_Excerpted data:_

◇ ◇ ◇ ◇ ◇ ◇ ◇

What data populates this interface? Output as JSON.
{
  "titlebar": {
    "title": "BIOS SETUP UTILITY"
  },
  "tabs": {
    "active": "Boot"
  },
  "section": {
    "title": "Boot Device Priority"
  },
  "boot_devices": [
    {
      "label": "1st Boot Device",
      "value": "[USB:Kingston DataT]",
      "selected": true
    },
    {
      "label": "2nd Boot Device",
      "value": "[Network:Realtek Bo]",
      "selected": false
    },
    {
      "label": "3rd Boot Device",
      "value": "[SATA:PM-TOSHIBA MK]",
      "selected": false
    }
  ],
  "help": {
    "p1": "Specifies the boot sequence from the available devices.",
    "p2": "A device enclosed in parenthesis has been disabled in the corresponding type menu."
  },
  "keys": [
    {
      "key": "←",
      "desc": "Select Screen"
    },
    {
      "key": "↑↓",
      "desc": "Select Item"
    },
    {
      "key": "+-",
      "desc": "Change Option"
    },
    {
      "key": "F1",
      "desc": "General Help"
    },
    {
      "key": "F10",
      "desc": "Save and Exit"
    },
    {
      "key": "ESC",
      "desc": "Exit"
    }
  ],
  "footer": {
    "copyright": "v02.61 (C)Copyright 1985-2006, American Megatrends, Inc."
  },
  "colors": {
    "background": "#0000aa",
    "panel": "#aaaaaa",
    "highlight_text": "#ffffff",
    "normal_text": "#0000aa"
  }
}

◇ ◇ ◇ ◇ ◇ ◇ ◇

_Your instructions:_ Every entry above needs to be quoted exactly.

_Exercise answer:_
What data populates this interface? Output as JSON.
{
  "titlebar": {
    "title": "BIOS SETUP UTILITY"
  },
  "tabs": {
    "active": "Boot"
  },
  "section": {
    "title": "Boot Device Priority"
  },
  "boot_devices": [
    {
      "label": "1st Boot Device",
      "value": "[USB:Kingston DataT]",
      "selected": true
    },
    {
      "label": "2nd Boot Device",
      "value": "[Network:Realtek Bo]",
      "selected": false
    },
    {
      "label": "3rd Boot Device",
      "value": "[SATA:PM-TOSHIBA MK]",
      "selected": false
    }
  ],
  "help": {
    "p1": "Specifies the boot sequence from the available devices.",
    "p2": "A device enclosed in parenthesis has been disabled in the corresponding type menu."
  },
  "keys": [
    {
      "key": "←",
      "desc": "Select Screen"
    },
    {
      "key": "↑↓",
      "desc": "Select Item"
    },
    {
      "key": "+-",
      "desc": "Change Option"
    },
    {
      "key": "F1",
      "desc": "General Help"
    },
    {
      "key": "F10",
      "desc": "Save and Exit"
    },
    {
      "key": "ESC",
      "desc": "Exit"
    }
  ],
  "footer": {
    "copyright": "v02.61 (C)Copyright 1985-2006, American Megatrends, Inc."
  },
  "colors": {
    "background": "#0000aa",
    "panel": "#aaaaaa",
    "highlight_text": "#ffffff",
    "normal_text": "#0000aa"
  }
}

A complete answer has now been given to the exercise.